» AIM
Transcribe the material verbatim in full; the pictures do not belong in the copy.

» DATA LISTING
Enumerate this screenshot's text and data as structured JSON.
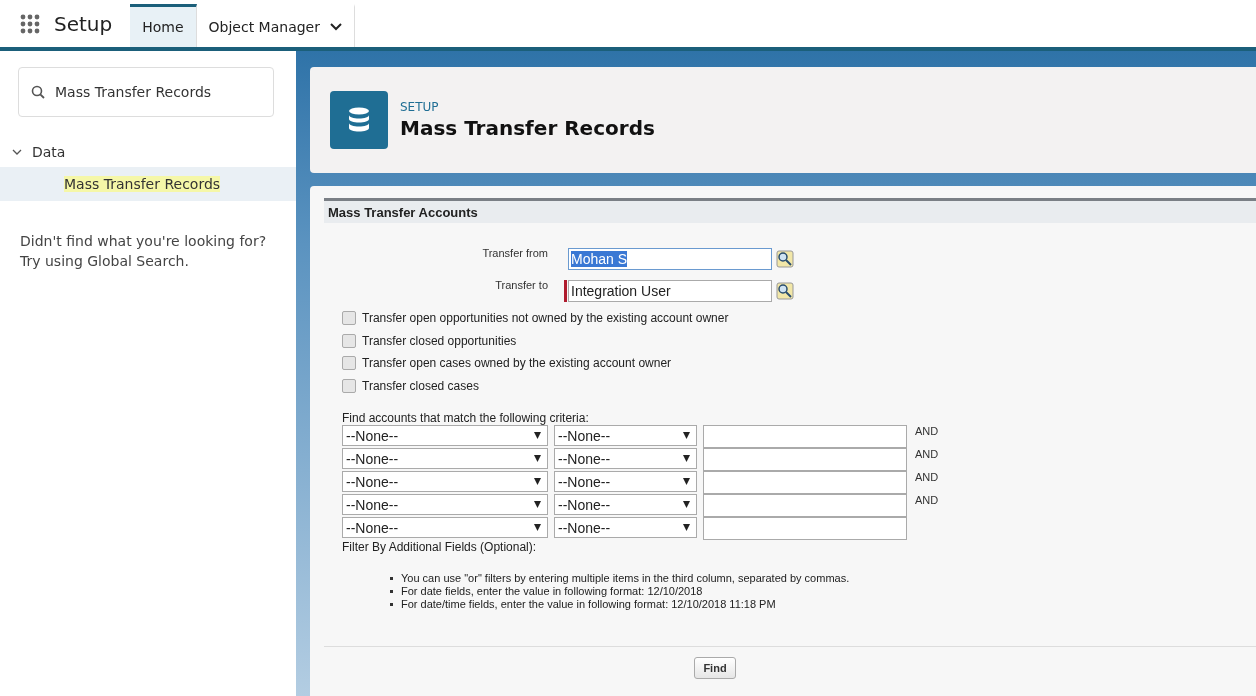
{
  "app_bar": {
    "app_name": "Setup",
    "tabs": [
      {
        "label": "Home",
        "selected": true,
        "has_menu": false
      },
      {
        "label": "Object Manager",
        "selected": false,
        "has_menu": true
      }
    ]
  },
  "sidebar": {
    "search": {
      "value": "Mass Transfer Records"
    },
    "tree": [
      {
        "label": "Data",
        "expanded": true,
        "selected": false,
        "children": [
          {
            "label": "Mass Transfer Records",
            "selected": true,
            "highlighted": true
          }
        ]
      }
    ],
    "help_lines": [
      "Didn't find what you're looking for?",
      "Try using Global Search."
    ]
  },
  "page_header": {
    "eyebrow": "SETUP",
    "title": "Mass Transfer Records"
  },
  "form": {
    "section_title": "Mass Transfer Accounts",
    "fields": [
      {
        "label": "Transfer from",
        "value": "Mohan S",
        "text_selected": true,
        "required": false
      },
      {
        "label": "Transfer to",
        "value": "Integration User",
        "text_selected": false,
        "required": true
      }
    ],
    "options": [
      {
        "label": "Transfer open opportunities not owned by the existing account owner",
        "checked": false
      },
      {
        "label": "Transfer closed opportunities",
        "checked": false
      },
      {
        "label": "Transfer open cases owned by the existing account owner",
        "checked": false
      },
      {
        "label": "Transfer closed cases",
        "checked": false
      }
    ],
    "criteria_title": "Find accounts that match the following criteria:",
    "criteria": [
      {
        "field": "--None--",
        "operator": "--None--",
        "connector": "AND"
      },
      {
        "field": "--None--",
        "operator": "--None--",
        "connector": "AND"
      },
      {
        "field": "--None--",
        "operator": "--None--",
        "connector": "AND"
      },
      {
        "field": "--None--",
        "operator": "--None--",
        "connector": "AND"
      },
      {
        "field": "--None--",
        "operator": "--None--"
      }
    ],
    "filter_note": "Filter By Additional Fields (Optional):",
    "tips": [
      "You can use \"or\" filters by entering multiple items in the third column, separated by commas.",
      "For date fields, enter the value in following format: 12/10/2018",
      "For date/time fields, enter the value in following format: 12/10/2018 11:18 PM"
    ],
    "button": "Find"
  }
}
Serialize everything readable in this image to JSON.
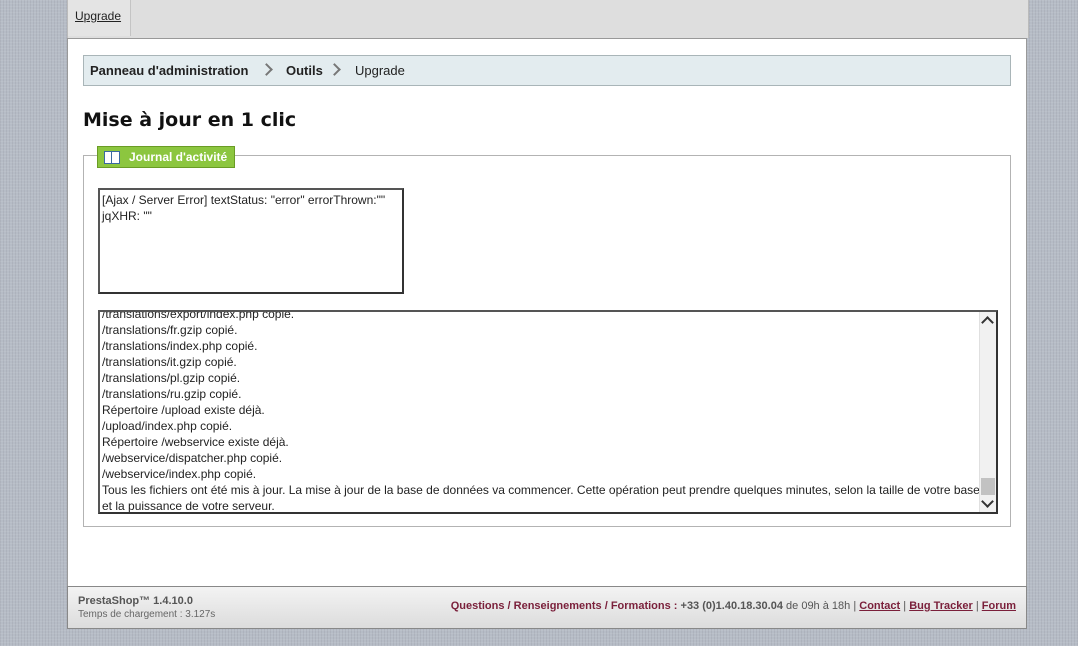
{
  "tabs": [
    {
      "label": "Upgrade"
    }
  ],
  "breadcrumb": {
    "items": [
      "Panneau d'administration",
      "Outils",
      "Upgrade"
    ]
  },
  "page_title": "Mise à jour en 1 clic",
  "activity": {
    "legend": "Journal d'activité",
    "error_text": "[Ajax / Server Error] textStatus: \"error\" errorThrown:\"\" jqXHR: \"\"",
    "log_lines": [
      "/translations/export/index.php copié.",
      "/translations/fr.gzip copié.",
      "/translations/index.php copié.",
      "/translations/it.gzip copié.",
      "/translations/pl.gzip copié.",
      "/translations/ru.gzip copié.",
      "Répertoire /upload existe déjà.",
      "/upload/index.php copié.",
      "Répertoire /webservice existe déjà.",
      "/webservice/dispatcher.php copié.",
      "/webservice/index.php copié.",
      "Tous les fichiers ont été mis à jour. La mise à jour de la base de données va commencer. Cette opération peut prendre quelques minutes, selon la taille de votre base et la puissance de votre serveur."
    ]
  },
  "footer": {
    "brand": "PrestaShop™ 1.4.10.0",
    "load_time": "Temps de chargement : 3.127s",
    "questions": "Questions / Renseignements / Formations :",
    "phone": "+33 (0)1.40.18.30.04",
    "hours": "de 09h à 18h",
    "links": [
      "Contact",
      "Bug Tracker",
      "Forum"
    ]
  }
}
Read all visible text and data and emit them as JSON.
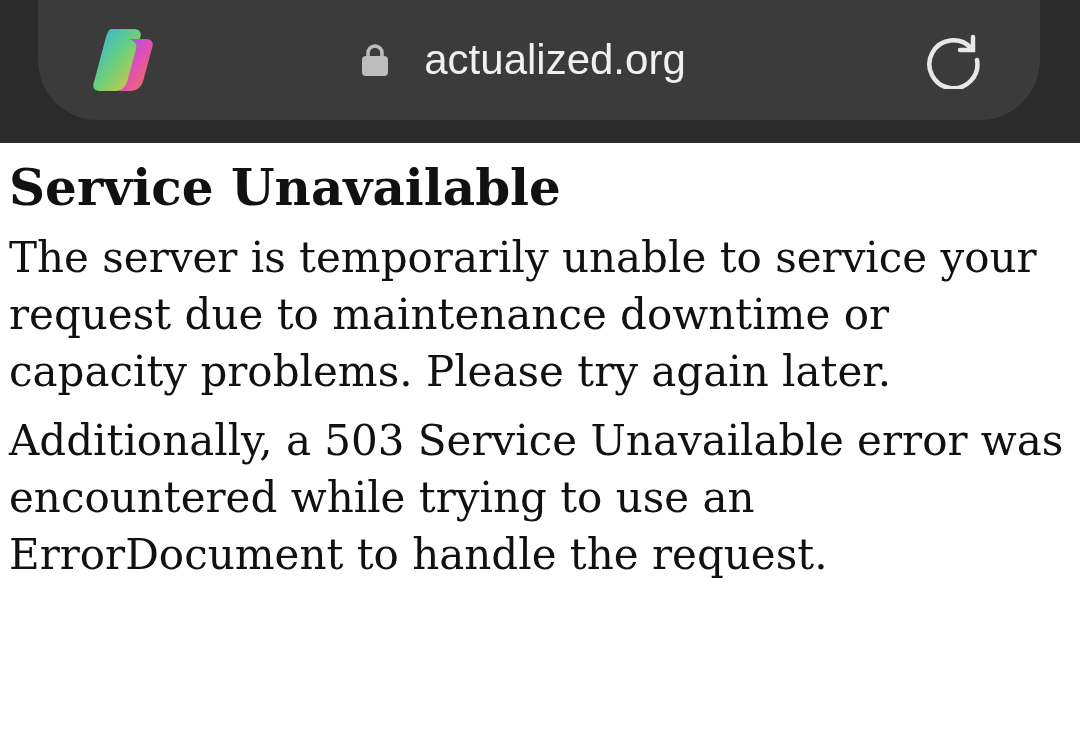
{
  "address_bar": {
    "url": "actualized.org",
    "secure": true
  },
  "page": {
    "heading": "Service Unavailable",
    "paragraphs": [
      "The server is temporarily unable to service your request due to maintenance downtime or capacity problems. Please try again later.",
      "Additionally, a 503 Service Unavailable error was encountered while trying to use an ErrorDocument to handle the request."
    ]
  }
}
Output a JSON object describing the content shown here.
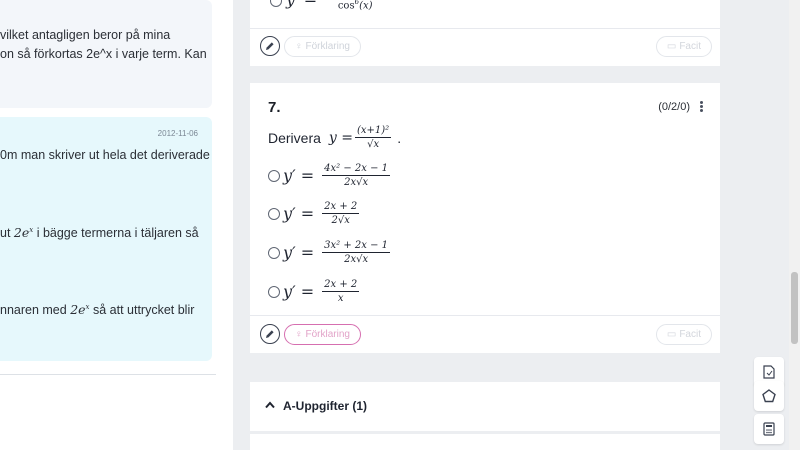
{
  "comments": {
    "first": {
      "line1": "vilket antagligen beror på mina",
      "line2": "on så förkortas 2e^x i varje term. Kan"
    },
    "second": {
      "date": "2012-11-06",
      "line1": "0m man skriver ut hela det deriverade",
      "line2_pre": "ut ",
      "line2_math": "2e",
      "line2_sup": "x",
      "line2_post": " i bägge termerna i täljaren så",
      "line3_pre": "nnaren med ",
      "line3_math": "2e",
      "line3_sup": "x",
      "line3_post": " så att uttrycket blir"
    }
  },
  "prev_card": {
    "partial_option": {
      "lhs": "y′ =",
      "den_pre": "cos",
      "den_sup": "6",
      "den_post": "(x)"
    },
    "hint_label": "Förklaring",
    "facit_label": "Facit"
  },
  "question7": {
    "number": "7.",
    "score": "(0/2/0)",
    "prompt_word": "Derivera",
    "prompt_lhs": "y =",
    "prompt_num": "(x+1)²",
    "prompt_den": "√x",
    "prompt_end": ".",
    "options": [
      {
        "lhs": "y′ =",
        "num": "4x² − 2x − 1",
        "den": "2x√x"
      },
      {
        "lhs": "y′ =",
        "num": "2x + 2",
        "den": "2√x"
      },
      {
        "lhs": "y′ =",
        "num": "3x² + 2x − 1",
        "den": "2x√x"
      },
      {
        "lhs": "y′ =",
        "num": "2x + 2",
        "den": "x"
      }
    ],
    "hint_label": "Förklaring",
    "facit_label": "Facit"
  },
  "section": {
    "title": "A-Uppgifter (1)"
  },
  "icons": {
    "pen": "pencil-icon",
    "hint": "lightbulb-icon",
    "facit": "chat-icon",
    "kebab": "more-vertical-icon",
    "chevron": "chevron-up-icon",
    "tool1": "document-icon",
    "tool2": "pentagon-icon",
    "tool3": "calculator-icon"
  },
  "colors": {
    "hint_active_border": "#d66fb0",
    "comment_highlight_bg": "#e6f8fc",
    "page_bg": "#eceef1"
  }
}
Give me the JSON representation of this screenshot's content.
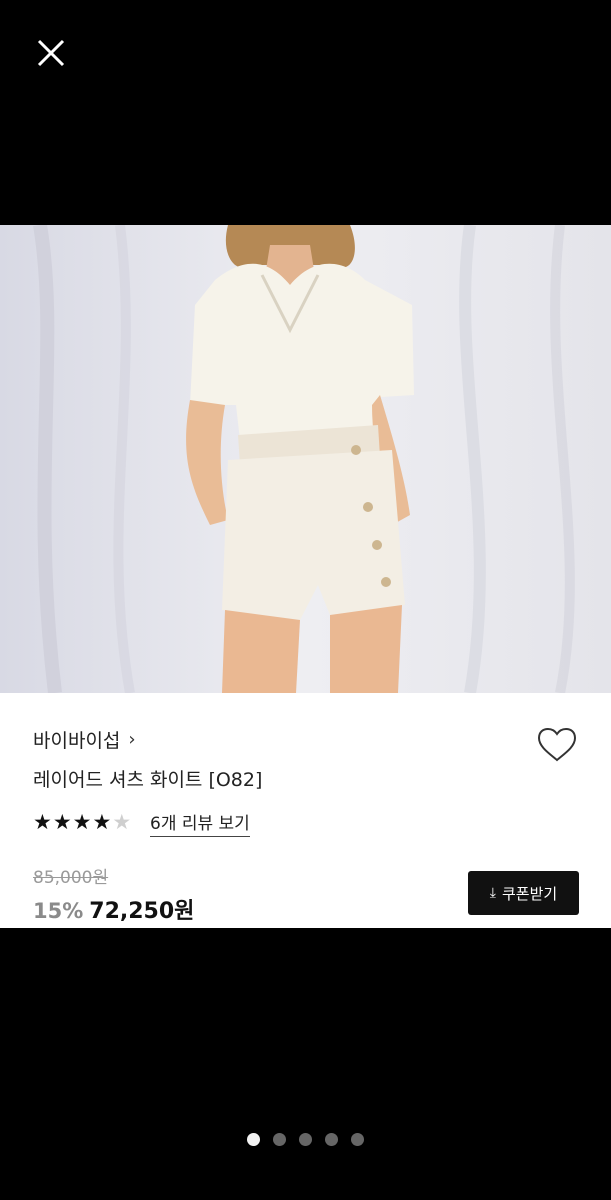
{
  "icons": {
    "close": "close-icon",
    "heart": "heart-icon",
    "chevron": "chevron-right-icon",
    "download": "download-icon"
  },
  "product": {
    "brand": "바이바이섭",
    "brand_chevron": "›",
    "name": "레이어드 셔츠 화이트 [O82]",
    "rating": {
      "filled": 4,
      "total": 5
    },
    "review_link": "6개 리뷰 보기",
    "original_price": "85,000원",
    "discount": "15%",
    "price": "72,250원"
  },
  "coupon": {
    "icon": "⤓",
    "label": "쿠폰받기"
  },
  "carousel": {
    "count": 5,
    "active": 0
  },
  "colors": {
    "background": "#000000",
    "card": "#ffffff",
    "button": "#111111",
    "star_on": "#111111",
    "star_off": "#cfcfcf"
  }
}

» OUTPUT FOR THIS TASK
Enumerate this screenshot's text and data as structured JSON.
{
  "app_bar": {
    "app_name": "Setup",
    "tabs": [
      {
        "label": "Home",
        "selected": true,
        "has_menu": false
      },
      {
        "label": "Object Manager",
        "selected": false,
        "has_menu": true
      }
    ]
  },
  "sidebar": {
    "search": {
      "value": "Mass Transfer Records"
    },
    "tree": [
      {
        "label": "Data",
        "expanded": true,
        "selected": false,
        "children": [
          {
            "label": "Mass Transfer Records",
            "selected": true,
            "highlighted": true
          }
        ]
      }
    ],
    "help_lines": [
      "Didn't find what you're looking for?",
      "Try using Global Search."
    ]
  },
  "page_header": {
    "eyebrow": "SETUP",
    "title": "Mass Transfer Records"
  },
  "form": {
    "section_title": "Mass Transfer Accounts",
    "fields": [
      {
        "label": "Transfer from",
        "value": "Mohan S",
        "text_selected": true,
        "required": false
      },
      {
        "label": "Transfer to",
        "value": "Integration User",
        "text_selected": false,
        "required": true
      }
    ],
    "options": [
      {
        "label": "Transfer open opportunities not owned by the existing account owner",
        "checked": false
      },
      {
        "label": "Transfer closed opportunities",
        "checked": false
      },
      {
        "label": "Transfer open cases owned by the existing account owner",
        "checked": false
      },
      {
        "label": "Transfer closed cases",
        "checked": false
      }
    ],
    "criteria_title": "Find accounts that match the following criteria:",
    "criteria": [
      {
        "field": "--None--",
        "operator": "--None--",
        "connector": "AND"
      },
      {
        "field": "--None--",
        "operator": "--None--",
        "connector": "AND"
      },
      {
        "field": "--None--",
        "operator": "--None--",
        "connector": "AND"
      },
      {
        "field": "--None--",
        "operator": "--None--",
        "connector": "AND"
      },
      {
        "field": "--None--",
        "operator": "--None--"
      }
    ],
    "filter_note": "Filter By Additional Fields (Optional):",
    "tips": [
      "You can use \"or\" filters by entering multiple items in the third column, separated by commas.",
      "For date fields, enter the value in following format: 12/10/2018",
      "For date/time fields, enter the value in following format: 12/10/2018 11:18 PM"
    ],
    "button": "Find"
  }
}
Serialize everything readable in this image to JSON.
{
  "tabs": [
    {
      "label": "Upgrade"
    }
  ],
  "breadcrumb": {
    "items": [
      "Panneau d'administration",
      "Outils",
      "Upgrade"
    ]
  },
  "page_title": "Mise à jour en 1 clic",
  "activity": {
    "legend": "Journal d'activité",
    "error_text": "[Ajax / Server Error] textStatus: \"error\" errorThrown:\"\" jqXHR: \"\"",
    "log_lines": [
      "/translations/export/index.php copié.",
      "/translations/fr.gzip copié.",
      "/translations/index.php copié.",
      "/translations/it.gzip copié.",
      "/translations/pl.gzip copié.",
      "/translations/ru.gzip copié.",
      "Répertoire /upload existe déjà.",
      "/upload/index.php copié.",
      "Répertoire /webservice existe déjà.",
      "/webservice/dispatcher.php copié.",
      "/webservice/index.php copié.",
      "Tous les fichiers ont été mis à jour. La mise à jour de la base de données va commencer. Cette opération peut prendre quelques minutes, selon la taille de votre base et la puissance de votre serveur."
    ]
  },
  "footer": {
    "brand": "PrestaShop™ 1.4.10.0",
    "load_time": "Temps de chargement : 3.127s",
    "questions": "Questions / Renseignements / Formations :",
    "phone": "+33 (0)1.40.18.30.04",
    "hours": "de 09h à 18h",
    "links": [
      "Contact",
      "Bug Tracker",
      "Forum"
    ]
  }
}
Read all visible text and data and emit them as JSON.
{
  "address_bar": {
    "url": "actualized.org",
    "secure": true
  },
  "page": {
    "heading": "Service Unavailable",
    "paragraphs": [
      "The server is temporarily unable to service your request due to maintenance downtime or capacity problems. Please try again later.",
      "Additionally, a 503 Service Unavailable error was encountered while trying to use an ErrorDocument to handle the request."
    ]
  }
}
Output a JSON object describing the content shown here.
{
  "comments": {
    "first": {
      "line1": "vilket antagligen beror på mina",
      "line2": "on så förkortas 2e^x i varje term. Kan"
    },
    "second": {
      "date": "2012-11-06",
      "line1": "0m man skriver ut hela det deriverade",
      "line2_pre": "ut ",
      "line2_math": "2e",
      "line2_sup": "x",
      "line2_post": " i bägge termerna i täljaren så",
      "line3_pre": "nnaren med ",
      "line3_math": "2e",
      "line3_sup": "x",
      "line3_post": " så att uttrycket blir"
    }
  },
  "prev_card": {
    "partial_option": {
      "lhs": "y′ =",
      "den_pre": "cos",
      "den_sup": "6",
      "den_post": "(x)"
    },
    "hint_label": "Förklaring",
    "facit_label": "Facit"
  },
  "question7": {
    "number": "7.",
    "score": "(0/2/0)",
    "prompt_word": "Derivera",
    "prompt_lhs": "y =",
    "prompt_num": "(x+1)²",
    "prompt_den": "√x",
    "prompt_end": ".",
    "options": [
      {
        "lhs": "y′ =",
        "num": "4x² − 2x − 1",
        "den": "2x√x"
      },
      {
        "lhs": "y′ =",
        "num": "2x + 2",
        "den": "2√x"
      },
      {
        "lhs": "y′ =",
        "num": "3x² + 2x − 1",
        "den": "2x√x"
      },
      {
        "lhs": "y′ =",
        "num": "2x + 2",
        "den": "x"
      }
    ],
    "hint_label": "Förklaring",
    "facit_label": "Facit"
  },
  "section": {
    "title": "A-Uppgifter (1)"
  },
  "icons": {
    "pen": "pencil-icon",
    "hint": "lightbulb-icon",
    "facit": "chat-icon",
    "kebab": "more-vertical-icon",
    "chevron": "chevron-up-icon",
    "tool1": "document-icon",
    "tool2": "pentagon-icon",
    "tool3": "calculator-icon"
  },
  "colors": {
    "hint_active_border": "#d66fb0",
    "comment_highlight_bg": "#e6f8fc",
    "page_bg": "#eceef1"
  }
}
Give me the JSON representation of this screenshot's content.
{
  "icons": {
    "close": "close-icon",
    "heart": "heart-icon",
    "chevron": "chevron-right-icon",
    "download": "download-icon"
  },
  "product": {
    "brand": "바이바이섭",
    "brand_chevron": "›",
    "name": "레이어드 셔츠 화이트 [O82]",
    "rating": {
      "filled": 4,
      "total": 5
    },
    "review_link": "6개 리뷰 보기",
    "original_price": "85,000원",
    "discount": "15%",
    "price": "72,250원"
  },
  "coupon": {
    "icon": "⤓",
    "label": "쿠폰받기"
  },
  "carousel": {
    "count": 5,
    "active": 0
  },
  "colors": {
    "background": "#000000",
    "card": "#ffffff",
    "button": "#111111",
    "star_on": "#111111",
    "star_off": "#cfcfcf"
  }
}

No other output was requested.